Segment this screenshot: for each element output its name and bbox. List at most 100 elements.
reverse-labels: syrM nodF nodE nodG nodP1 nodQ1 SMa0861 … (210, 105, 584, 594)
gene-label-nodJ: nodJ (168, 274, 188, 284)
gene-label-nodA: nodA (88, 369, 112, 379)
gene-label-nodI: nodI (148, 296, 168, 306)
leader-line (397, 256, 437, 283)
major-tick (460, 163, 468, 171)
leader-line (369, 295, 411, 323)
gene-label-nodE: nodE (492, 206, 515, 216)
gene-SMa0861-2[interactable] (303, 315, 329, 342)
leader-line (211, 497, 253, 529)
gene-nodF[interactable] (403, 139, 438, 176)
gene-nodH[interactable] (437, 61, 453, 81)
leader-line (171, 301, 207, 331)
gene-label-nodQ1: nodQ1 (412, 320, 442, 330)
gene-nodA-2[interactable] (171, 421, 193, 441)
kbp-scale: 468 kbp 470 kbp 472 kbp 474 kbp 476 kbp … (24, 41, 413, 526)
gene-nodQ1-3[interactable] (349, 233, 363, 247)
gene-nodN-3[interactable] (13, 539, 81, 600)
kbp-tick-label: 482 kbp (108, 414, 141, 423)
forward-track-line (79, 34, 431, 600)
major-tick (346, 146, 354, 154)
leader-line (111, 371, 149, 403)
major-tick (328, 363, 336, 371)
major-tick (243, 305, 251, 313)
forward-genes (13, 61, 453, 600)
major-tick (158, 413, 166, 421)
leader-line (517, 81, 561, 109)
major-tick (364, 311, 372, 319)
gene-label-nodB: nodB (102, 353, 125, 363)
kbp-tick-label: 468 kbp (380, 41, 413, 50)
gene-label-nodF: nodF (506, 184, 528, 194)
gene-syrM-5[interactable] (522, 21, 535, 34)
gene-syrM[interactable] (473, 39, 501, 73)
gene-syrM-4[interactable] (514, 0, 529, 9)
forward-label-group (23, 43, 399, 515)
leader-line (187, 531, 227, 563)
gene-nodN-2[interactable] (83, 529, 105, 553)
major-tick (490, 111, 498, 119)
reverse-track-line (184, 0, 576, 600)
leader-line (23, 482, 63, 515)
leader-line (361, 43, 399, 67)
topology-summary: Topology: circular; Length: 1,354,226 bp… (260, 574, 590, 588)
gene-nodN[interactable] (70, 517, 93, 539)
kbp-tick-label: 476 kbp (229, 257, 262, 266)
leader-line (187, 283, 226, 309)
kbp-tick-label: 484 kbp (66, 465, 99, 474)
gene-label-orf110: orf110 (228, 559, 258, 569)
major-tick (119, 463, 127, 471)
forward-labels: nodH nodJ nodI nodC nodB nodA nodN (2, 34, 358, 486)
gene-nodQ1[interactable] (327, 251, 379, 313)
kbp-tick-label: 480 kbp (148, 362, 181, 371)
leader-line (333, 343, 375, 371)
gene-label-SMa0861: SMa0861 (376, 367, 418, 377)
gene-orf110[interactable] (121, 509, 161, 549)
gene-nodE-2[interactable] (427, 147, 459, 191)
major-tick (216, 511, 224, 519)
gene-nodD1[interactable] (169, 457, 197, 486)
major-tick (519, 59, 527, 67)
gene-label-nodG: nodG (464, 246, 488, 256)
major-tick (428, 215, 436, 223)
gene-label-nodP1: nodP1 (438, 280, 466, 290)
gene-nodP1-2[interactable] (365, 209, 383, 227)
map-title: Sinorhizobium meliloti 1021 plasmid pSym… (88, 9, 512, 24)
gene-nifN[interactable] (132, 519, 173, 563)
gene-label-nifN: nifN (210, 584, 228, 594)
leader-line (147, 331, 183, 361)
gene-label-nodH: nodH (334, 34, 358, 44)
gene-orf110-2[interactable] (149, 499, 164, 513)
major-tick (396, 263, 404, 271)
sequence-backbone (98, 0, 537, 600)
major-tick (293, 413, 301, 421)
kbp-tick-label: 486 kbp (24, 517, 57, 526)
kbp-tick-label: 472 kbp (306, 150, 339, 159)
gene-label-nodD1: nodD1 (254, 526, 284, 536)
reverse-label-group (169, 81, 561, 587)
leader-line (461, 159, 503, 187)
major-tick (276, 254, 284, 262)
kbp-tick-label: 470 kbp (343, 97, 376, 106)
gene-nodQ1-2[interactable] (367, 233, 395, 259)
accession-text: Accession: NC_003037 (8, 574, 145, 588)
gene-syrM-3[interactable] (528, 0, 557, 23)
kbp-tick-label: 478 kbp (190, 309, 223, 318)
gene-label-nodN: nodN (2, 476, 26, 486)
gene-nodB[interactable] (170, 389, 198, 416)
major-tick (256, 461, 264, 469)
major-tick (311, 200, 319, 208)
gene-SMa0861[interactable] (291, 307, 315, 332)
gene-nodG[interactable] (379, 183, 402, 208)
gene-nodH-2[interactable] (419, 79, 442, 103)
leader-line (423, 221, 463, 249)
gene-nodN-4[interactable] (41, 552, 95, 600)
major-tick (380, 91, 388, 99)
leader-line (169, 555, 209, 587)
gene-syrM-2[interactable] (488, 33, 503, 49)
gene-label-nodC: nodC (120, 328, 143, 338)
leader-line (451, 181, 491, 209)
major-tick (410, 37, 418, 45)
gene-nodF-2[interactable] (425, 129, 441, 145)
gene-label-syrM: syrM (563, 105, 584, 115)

━━━━━━━━━━

> [Problem] Filter the listing above for lines with the word "forward", and copy each one you find.

> [Response to this exercise]
forward-track-line (79, 34, 431, 600)
forward-genes (13, 61, 453, 600)
forward-label-group (23, 43, 399, 515)
forward-labels: nodH nodJ nodI nodC nodB nodA nodN (2, 34, 358, 486)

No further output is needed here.